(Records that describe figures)
-------------------------
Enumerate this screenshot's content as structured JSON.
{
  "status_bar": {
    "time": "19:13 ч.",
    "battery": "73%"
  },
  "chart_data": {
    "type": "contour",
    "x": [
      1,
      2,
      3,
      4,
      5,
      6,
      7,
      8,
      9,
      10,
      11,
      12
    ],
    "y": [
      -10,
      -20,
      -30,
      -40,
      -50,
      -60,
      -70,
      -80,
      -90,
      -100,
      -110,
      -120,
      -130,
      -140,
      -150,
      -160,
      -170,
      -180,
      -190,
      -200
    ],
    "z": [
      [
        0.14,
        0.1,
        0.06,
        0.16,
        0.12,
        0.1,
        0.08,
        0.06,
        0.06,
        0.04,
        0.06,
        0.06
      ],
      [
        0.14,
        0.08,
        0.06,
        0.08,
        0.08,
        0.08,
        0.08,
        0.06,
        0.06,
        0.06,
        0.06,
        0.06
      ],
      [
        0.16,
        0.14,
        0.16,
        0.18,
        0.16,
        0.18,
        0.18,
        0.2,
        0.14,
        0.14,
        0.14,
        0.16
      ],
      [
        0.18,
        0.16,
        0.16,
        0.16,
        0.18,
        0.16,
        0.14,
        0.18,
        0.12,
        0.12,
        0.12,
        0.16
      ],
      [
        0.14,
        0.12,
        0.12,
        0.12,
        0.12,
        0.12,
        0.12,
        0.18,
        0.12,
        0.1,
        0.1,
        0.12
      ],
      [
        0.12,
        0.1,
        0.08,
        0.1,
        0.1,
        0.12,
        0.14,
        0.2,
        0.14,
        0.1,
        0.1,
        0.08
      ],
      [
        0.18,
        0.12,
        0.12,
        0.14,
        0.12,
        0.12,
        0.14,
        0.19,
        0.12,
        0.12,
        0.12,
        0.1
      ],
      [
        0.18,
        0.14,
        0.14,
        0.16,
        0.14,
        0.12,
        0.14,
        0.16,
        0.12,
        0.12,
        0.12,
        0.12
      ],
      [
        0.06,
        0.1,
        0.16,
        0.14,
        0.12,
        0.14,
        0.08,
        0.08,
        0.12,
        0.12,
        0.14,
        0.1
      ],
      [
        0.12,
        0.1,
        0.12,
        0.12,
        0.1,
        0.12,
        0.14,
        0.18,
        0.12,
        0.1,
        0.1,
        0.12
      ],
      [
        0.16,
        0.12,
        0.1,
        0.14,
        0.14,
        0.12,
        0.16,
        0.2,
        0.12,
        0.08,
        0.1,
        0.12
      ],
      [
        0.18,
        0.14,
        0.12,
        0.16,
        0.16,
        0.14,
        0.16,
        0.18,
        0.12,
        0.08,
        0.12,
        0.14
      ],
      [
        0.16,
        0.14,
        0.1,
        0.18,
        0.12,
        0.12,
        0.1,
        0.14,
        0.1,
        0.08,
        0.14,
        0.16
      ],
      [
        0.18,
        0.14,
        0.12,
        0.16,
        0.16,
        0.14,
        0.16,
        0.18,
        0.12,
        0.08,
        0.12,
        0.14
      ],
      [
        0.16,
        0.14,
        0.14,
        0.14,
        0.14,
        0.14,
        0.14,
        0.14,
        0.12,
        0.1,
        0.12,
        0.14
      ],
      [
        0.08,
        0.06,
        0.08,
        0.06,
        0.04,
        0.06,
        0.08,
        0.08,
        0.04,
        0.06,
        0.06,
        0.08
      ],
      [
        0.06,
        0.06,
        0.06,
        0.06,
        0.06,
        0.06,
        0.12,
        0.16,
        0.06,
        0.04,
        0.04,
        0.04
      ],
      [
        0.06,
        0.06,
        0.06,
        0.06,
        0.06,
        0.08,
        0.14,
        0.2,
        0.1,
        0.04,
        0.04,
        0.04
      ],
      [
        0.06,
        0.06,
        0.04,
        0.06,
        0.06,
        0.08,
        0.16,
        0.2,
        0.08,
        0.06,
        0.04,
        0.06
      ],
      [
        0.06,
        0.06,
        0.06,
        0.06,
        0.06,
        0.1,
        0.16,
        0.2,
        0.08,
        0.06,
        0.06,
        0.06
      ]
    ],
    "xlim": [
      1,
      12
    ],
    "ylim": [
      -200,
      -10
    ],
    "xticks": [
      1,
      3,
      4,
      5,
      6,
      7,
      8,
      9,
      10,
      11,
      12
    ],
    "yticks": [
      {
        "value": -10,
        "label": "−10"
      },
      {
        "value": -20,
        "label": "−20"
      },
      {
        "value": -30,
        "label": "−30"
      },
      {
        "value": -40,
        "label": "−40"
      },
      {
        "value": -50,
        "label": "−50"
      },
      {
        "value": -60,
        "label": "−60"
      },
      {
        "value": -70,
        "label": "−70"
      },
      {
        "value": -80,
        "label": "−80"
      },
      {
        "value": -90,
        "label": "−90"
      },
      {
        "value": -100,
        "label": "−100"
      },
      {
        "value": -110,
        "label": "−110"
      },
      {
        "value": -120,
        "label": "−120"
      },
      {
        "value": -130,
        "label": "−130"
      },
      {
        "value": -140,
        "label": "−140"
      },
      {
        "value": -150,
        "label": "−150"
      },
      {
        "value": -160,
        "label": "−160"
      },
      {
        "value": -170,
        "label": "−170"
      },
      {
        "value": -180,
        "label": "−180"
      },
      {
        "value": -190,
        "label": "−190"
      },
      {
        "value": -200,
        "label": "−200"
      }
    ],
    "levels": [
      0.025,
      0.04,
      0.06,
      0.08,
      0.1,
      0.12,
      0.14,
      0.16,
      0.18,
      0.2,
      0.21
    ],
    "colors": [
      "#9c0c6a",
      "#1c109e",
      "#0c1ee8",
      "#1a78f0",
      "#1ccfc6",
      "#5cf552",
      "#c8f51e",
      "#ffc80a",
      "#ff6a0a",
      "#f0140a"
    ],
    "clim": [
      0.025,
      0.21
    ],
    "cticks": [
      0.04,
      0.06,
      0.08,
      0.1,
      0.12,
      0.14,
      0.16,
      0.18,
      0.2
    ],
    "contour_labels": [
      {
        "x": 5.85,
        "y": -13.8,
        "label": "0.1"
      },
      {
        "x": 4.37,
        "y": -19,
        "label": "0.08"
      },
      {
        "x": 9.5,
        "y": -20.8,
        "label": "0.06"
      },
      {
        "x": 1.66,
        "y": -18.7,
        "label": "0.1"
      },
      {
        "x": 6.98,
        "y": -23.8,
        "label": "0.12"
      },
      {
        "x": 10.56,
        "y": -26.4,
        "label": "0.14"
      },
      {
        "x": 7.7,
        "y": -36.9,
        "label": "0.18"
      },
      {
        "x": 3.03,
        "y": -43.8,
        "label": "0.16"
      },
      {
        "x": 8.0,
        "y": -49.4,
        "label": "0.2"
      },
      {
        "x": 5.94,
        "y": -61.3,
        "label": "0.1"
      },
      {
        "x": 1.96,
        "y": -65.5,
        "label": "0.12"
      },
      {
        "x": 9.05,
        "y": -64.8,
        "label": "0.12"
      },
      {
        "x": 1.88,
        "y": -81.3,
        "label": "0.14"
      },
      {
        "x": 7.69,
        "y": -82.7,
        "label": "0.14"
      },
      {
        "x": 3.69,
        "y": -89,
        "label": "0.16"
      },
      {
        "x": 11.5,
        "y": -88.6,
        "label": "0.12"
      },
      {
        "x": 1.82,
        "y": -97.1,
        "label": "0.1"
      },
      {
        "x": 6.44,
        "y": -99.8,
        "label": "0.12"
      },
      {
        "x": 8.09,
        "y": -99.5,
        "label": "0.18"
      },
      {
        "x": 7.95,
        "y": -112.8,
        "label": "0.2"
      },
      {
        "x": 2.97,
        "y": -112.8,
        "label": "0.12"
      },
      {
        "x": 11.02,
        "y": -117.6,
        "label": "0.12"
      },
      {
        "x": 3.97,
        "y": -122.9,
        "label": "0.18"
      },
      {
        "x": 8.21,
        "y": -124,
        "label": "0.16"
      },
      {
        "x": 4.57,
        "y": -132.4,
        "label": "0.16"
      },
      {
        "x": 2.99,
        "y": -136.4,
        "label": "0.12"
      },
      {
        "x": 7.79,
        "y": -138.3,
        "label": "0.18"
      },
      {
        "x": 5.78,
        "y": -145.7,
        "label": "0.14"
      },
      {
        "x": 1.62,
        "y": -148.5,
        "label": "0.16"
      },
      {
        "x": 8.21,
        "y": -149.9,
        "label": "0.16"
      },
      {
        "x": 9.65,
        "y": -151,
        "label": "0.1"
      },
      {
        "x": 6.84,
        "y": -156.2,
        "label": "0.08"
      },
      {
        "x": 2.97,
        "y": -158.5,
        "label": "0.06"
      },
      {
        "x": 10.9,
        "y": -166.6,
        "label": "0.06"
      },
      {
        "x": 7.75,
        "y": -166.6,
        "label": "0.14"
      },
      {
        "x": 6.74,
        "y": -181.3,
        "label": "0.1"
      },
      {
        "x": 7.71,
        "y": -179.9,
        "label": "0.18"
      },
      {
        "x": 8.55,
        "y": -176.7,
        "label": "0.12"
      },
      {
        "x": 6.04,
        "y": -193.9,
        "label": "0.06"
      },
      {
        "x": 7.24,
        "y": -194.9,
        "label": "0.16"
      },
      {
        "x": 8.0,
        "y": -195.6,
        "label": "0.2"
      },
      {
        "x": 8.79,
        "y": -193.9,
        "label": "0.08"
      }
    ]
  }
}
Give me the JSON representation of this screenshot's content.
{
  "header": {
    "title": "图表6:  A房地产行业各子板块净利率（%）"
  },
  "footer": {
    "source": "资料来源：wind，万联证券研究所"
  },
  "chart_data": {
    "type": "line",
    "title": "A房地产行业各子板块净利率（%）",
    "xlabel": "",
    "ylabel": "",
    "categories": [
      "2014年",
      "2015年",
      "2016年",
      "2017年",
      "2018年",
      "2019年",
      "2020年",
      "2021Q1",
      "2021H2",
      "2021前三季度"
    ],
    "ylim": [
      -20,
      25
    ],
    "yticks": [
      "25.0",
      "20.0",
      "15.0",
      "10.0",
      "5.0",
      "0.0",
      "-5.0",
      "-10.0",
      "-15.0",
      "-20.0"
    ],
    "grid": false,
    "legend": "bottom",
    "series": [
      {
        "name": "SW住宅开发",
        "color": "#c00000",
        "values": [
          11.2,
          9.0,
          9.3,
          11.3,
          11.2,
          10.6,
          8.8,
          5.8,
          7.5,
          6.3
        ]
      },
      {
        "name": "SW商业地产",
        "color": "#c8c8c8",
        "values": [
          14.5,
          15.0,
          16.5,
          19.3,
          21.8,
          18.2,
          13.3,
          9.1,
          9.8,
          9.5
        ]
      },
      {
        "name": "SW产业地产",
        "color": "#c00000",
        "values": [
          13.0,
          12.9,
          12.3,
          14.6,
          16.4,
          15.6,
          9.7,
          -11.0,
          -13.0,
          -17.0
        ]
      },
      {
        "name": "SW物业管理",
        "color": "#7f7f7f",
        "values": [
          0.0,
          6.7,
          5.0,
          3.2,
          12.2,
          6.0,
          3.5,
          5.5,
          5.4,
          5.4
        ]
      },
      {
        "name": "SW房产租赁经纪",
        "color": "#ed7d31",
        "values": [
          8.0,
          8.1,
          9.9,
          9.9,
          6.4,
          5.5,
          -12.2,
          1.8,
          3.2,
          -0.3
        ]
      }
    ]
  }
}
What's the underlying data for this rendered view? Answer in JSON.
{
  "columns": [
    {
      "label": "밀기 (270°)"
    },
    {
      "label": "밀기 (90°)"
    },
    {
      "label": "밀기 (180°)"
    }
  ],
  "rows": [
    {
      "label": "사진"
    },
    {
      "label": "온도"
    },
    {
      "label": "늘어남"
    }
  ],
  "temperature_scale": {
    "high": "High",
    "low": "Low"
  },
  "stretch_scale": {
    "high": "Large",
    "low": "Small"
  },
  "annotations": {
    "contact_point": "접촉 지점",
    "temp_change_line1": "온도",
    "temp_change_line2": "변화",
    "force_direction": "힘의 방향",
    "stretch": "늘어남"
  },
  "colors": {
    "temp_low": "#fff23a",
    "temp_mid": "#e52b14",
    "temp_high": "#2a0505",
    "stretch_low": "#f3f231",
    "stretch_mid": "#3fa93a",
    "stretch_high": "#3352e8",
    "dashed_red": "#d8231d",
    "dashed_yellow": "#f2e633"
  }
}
-------------------------
▶ _TASK INSTRUCTIONS_
Set down nothing but the lines from the one with "What's the underlying" through the end of the records, keeping each line exactly as written and including both ends.

▶ _WRITTEN SOLUTION_
What's the underlying data for this rendered view? Answer in JSON.
{
  "columns": [
    {
      "label": "밀기 (270°)"
    },
    {
      "label": "밀기 (90°)"
    },
    {
      "label": "밀기 (180°)"
    }
  ],
  "rows": [
    {
      "label": "사진"
    },
    {
      "label": "온도"
    },
    {
      "label": "늘어남"
    }
  ],
  "temperature_scale": {
    "high": "High",
    "low": "Low"
  },
  "stretch_scale": {
    "high": "Large",
    "low": "Small"
  },
  "annotations": {
    "contact_point": "접촉 지점",
    "temp_change_line1": "온도",
    "temp_change_line2": "변화",
    "force_direction": "힘의 방향",
    "stretch": "늘어남"
  },
  "colors": {
    "temp_low": "#fff23a",
    "temp_mid": "#e52b14",
    "temp_high": "#2a0505",
    "stretch_low": "#f3f231",
    "stretch_mid": "#3fa93a",
    "stretch_high": "#3352e8",
    "dashed_red": "#d8231d",
    "dashed_yellow": "#f2e633"
  }
}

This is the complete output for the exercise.